In the entries, find all lines that hold the word "label" and copy them.

------ INFORMATION GIVEN

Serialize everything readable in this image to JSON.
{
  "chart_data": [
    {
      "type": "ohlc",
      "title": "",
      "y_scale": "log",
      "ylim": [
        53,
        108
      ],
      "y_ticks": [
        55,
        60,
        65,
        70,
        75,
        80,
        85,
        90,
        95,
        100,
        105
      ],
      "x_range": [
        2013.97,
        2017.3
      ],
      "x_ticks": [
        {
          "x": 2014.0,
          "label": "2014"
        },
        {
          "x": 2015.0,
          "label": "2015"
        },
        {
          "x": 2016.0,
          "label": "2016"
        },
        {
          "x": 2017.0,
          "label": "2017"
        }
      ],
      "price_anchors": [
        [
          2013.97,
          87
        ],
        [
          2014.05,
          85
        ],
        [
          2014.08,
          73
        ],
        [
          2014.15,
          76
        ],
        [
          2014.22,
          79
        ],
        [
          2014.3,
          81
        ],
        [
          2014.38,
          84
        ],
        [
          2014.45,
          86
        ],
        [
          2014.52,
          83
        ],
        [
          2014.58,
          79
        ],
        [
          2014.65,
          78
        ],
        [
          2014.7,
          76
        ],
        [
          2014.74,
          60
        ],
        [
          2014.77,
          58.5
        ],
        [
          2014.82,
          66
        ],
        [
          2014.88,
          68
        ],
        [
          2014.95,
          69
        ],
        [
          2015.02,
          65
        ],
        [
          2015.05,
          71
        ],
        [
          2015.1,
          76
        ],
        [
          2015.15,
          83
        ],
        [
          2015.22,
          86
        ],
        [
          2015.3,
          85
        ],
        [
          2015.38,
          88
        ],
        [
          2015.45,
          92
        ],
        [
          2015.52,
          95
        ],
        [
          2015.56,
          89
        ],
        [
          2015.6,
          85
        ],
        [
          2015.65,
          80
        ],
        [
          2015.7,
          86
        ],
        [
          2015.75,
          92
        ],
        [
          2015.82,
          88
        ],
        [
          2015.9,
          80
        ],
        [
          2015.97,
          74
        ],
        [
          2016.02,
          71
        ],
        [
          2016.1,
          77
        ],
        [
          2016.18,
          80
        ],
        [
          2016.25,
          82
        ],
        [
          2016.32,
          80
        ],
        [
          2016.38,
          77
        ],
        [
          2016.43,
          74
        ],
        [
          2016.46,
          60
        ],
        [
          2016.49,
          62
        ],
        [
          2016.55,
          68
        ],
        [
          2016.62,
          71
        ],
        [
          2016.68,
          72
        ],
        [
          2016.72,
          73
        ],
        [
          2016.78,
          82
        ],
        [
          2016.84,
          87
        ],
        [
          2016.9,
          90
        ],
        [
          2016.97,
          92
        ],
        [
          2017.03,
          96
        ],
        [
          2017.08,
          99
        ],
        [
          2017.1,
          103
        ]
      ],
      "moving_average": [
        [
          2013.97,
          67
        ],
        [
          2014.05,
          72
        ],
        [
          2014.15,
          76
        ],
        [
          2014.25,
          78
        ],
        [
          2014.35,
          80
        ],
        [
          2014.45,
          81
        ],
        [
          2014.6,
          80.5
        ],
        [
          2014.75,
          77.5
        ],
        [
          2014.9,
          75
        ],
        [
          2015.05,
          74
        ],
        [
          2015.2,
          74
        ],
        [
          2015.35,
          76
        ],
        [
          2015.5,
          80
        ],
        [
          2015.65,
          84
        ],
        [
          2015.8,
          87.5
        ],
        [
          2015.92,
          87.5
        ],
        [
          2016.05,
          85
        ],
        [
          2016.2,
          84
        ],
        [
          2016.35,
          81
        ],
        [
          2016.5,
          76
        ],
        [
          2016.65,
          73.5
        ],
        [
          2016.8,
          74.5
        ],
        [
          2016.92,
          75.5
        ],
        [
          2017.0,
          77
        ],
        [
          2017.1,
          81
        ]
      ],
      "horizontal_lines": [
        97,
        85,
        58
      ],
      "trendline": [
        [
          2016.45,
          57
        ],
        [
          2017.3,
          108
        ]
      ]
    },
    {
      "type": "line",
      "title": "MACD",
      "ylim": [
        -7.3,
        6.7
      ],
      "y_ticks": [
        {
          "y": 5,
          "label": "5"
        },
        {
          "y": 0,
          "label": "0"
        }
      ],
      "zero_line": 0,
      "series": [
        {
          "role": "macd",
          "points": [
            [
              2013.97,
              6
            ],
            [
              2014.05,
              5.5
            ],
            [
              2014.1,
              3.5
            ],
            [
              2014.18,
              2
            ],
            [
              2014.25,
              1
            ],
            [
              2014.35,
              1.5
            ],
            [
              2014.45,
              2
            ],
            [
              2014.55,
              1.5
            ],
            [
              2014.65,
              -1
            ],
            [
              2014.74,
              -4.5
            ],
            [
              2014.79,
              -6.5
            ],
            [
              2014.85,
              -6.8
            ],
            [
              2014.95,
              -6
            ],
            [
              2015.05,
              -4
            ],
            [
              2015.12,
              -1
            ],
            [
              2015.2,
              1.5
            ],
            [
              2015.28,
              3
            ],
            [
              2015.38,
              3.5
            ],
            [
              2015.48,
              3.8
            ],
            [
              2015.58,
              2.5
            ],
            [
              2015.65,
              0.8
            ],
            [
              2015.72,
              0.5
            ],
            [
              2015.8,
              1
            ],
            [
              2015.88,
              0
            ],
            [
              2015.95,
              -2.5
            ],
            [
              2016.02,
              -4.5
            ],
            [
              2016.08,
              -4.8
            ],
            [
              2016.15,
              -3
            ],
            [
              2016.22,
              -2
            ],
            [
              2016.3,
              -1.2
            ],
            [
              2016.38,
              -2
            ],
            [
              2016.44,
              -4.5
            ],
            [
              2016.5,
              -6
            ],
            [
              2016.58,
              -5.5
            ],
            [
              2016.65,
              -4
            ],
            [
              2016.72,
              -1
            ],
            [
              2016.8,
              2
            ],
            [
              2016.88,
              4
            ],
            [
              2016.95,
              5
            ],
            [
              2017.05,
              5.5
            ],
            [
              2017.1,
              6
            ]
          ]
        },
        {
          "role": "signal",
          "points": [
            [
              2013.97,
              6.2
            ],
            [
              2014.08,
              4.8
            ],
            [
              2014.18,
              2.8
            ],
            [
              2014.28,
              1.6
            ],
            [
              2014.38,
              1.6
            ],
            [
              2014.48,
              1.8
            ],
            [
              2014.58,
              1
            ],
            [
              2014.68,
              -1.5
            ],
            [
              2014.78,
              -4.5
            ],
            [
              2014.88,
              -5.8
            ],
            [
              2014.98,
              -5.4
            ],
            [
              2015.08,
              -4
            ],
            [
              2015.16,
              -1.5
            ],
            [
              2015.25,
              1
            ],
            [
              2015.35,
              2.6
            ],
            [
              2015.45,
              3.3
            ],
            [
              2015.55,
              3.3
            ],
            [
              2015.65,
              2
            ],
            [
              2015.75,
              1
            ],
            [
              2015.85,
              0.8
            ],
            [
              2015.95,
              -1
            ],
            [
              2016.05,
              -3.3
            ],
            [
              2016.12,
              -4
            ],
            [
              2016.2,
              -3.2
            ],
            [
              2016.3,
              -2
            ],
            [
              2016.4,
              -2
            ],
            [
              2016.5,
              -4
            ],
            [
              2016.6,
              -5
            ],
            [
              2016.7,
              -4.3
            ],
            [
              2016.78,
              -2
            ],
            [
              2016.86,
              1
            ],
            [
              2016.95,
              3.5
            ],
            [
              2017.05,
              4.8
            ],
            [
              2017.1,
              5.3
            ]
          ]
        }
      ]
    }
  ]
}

------------

(ANSWER BELOW):
          "label": "2014"
          "label": "2015"
          "label": "2016"
          "label": "2017"
          "label": "5"
          "label": "0"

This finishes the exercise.